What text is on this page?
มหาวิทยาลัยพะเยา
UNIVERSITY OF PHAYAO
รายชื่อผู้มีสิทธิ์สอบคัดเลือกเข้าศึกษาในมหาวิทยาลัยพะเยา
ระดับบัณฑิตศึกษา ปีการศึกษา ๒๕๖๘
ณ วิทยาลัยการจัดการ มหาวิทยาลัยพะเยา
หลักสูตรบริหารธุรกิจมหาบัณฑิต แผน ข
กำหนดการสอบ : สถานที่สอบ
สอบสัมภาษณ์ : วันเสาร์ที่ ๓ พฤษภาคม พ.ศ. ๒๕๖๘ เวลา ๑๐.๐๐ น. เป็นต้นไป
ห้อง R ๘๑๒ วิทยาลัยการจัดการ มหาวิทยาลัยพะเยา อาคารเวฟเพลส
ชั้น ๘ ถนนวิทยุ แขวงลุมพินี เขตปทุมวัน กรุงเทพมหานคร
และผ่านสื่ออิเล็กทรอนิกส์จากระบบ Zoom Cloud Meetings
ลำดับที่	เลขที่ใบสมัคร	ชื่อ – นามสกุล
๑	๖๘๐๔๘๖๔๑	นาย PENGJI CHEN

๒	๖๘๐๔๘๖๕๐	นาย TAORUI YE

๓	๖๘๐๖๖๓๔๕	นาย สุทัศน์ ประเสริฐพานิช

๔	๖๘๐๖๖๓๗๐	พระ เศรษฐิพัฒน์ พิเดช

+++++

Pull every line containing "ยการจ" out of the data above.

ณ วิทยาลัยการจัดการ มหาวิทยาลัยพะเยา
ห้อง R ๘๑๒ วิทยาลัยการจัดการ มหาวิทยาลัยพะเยา อาคารเวฟเพลส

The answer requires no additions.